PROBLEM STATEMENT
Every entry below should be transcribed exactly; pictures stay out of the copy.

Saved entries
════════════════

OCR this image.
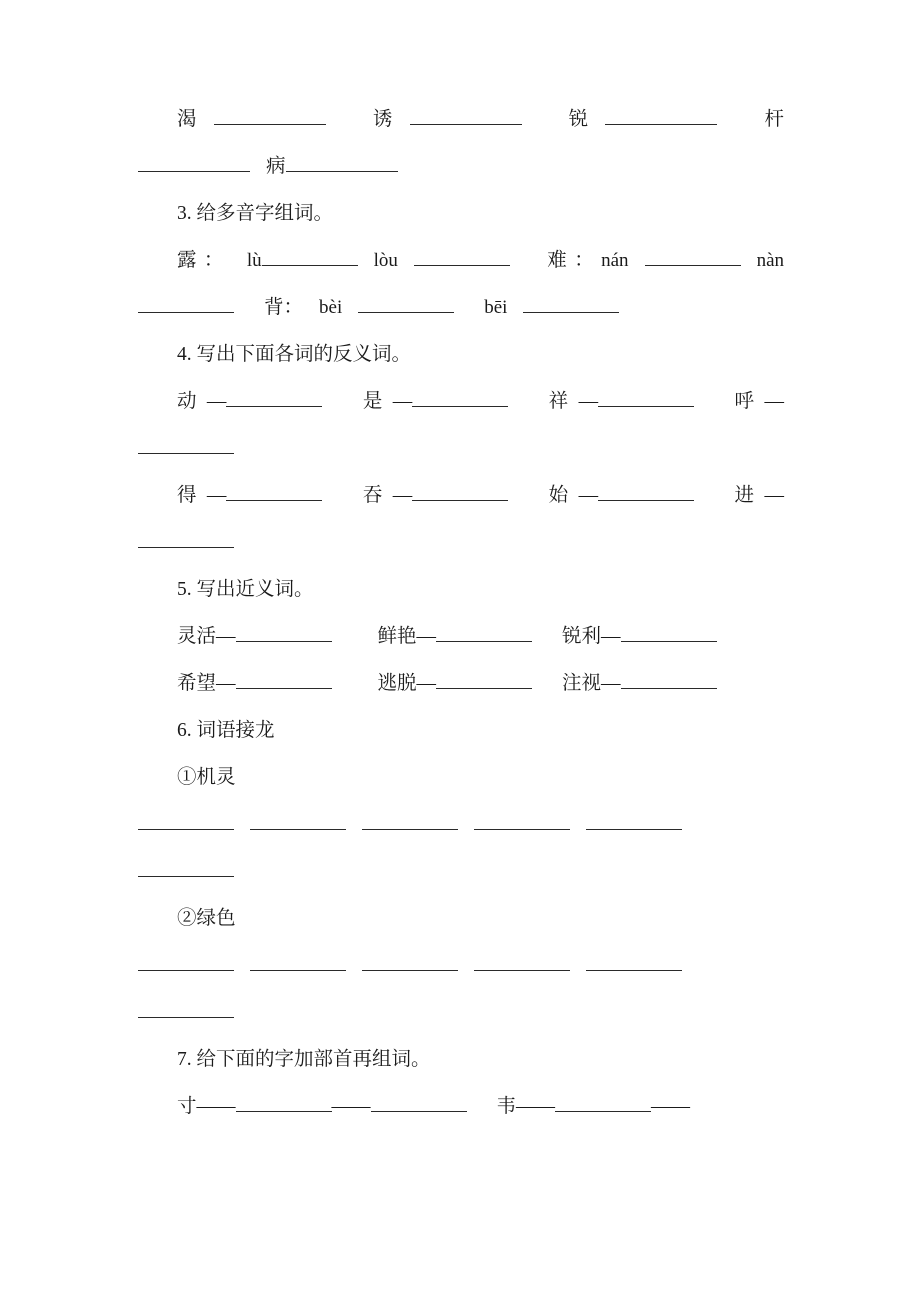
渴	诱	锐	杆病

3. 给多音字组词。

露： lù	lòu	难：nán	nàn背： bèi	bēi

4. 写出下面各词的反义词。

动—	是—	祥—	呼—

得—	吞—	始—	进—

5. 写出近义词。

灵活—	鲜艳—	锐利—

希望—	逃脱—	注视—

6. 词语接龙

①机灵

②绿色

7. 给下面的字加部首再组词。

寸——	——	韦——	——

════════════════

THE COMPLETED TASK
OCR this image.
渴	诱	锐	杆病

3. 给多音字组词。

露： lù	lòu	难：nán	nàn背： bèi	bēi

4. 写出下面各词的反义词。

动—	是—	祥—	呼—

得—	吞—	始—	进—

5. 写出近义词。

灵活—	鲜艳—	锐利—

希望—	逃脱—	注视—

6. 词语接龙

①机灵

②绿色

7. 给下面的字加部首再组词。

寸——	——	韦——	——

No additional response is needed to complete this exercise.